(Rows from a dataset)
— BEGIN —

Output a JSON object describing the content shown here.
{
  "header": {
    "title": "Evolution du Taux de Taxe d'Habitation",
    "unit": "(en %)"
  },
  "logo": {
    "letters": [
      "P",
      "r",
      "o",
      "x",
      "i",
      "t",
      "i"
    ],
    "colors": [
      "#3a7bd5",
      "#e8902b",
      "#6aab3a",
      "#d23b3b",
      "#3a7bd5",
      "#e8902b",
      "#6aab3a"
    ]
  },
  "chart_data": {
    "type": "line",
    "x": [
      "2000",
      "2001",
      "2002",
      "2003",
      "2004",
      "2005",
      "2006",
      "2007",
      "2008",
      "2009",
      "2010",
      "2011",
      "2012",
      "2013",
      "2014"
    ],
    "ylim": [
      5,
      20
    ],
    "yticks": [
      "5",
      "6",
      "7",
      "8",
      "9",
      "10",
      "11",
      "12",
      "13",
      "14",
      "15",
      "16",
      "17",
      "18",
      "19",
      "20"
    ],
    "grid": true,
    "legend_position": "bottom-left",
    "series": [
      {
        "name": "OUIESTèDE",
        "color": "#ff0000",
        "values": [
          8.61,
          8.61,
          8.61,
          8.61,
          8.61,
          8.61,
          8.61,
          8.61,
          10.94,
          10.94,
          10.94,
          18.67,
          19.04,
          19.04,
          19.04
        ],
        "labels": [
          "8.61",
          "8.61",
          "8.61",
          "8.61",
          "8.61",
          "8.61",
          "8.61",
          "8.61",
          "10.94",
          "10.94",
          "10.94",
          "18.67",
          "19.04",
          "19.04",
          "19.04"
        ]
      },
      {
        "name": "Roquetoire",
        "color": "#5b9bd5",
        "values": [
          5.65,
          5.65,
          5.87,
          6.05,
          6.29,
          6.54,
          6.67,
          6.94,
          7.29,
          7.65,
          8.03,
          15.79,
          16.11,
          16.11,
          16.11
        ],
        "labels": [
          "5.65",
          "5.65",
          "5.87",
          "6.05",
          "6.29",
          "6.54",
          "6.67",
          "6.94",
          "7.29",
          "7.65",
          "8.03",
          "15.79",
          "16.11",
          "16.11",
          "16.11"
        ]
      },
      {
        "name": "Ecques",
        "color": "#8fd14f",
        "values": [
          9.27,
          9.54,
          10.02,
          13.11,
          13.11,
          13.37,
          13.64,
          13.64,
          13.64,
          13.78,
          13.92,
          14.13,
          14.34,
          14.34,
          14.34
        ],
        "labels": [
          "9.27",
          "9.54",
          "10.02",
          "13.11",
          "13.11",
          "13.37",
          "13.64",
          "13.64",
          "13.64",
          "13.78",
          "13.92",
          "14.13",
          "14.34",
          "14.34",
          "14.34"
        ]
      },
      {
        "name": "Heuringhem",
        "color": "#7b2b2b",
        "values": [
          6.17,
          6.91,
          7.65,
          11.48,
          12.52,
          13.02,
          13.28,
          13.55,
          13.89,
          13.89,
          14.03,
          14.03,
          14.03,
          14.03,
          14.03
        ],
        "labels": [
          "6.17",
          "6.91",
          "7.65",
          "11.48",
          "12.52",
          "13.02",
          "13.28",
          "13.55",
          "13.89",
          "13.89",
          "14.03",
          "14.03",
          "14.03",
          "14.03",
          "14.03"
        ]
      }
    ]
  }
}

— END —

**THE PROBLEM:**
Collect, from the material above, every line containing the word "name".

**TASK SOLUTION:**
        "name": "OUIESTèDE",
        "name": "Roquetoire",
        "name": "Ecques",
        "name": "Heuringhem",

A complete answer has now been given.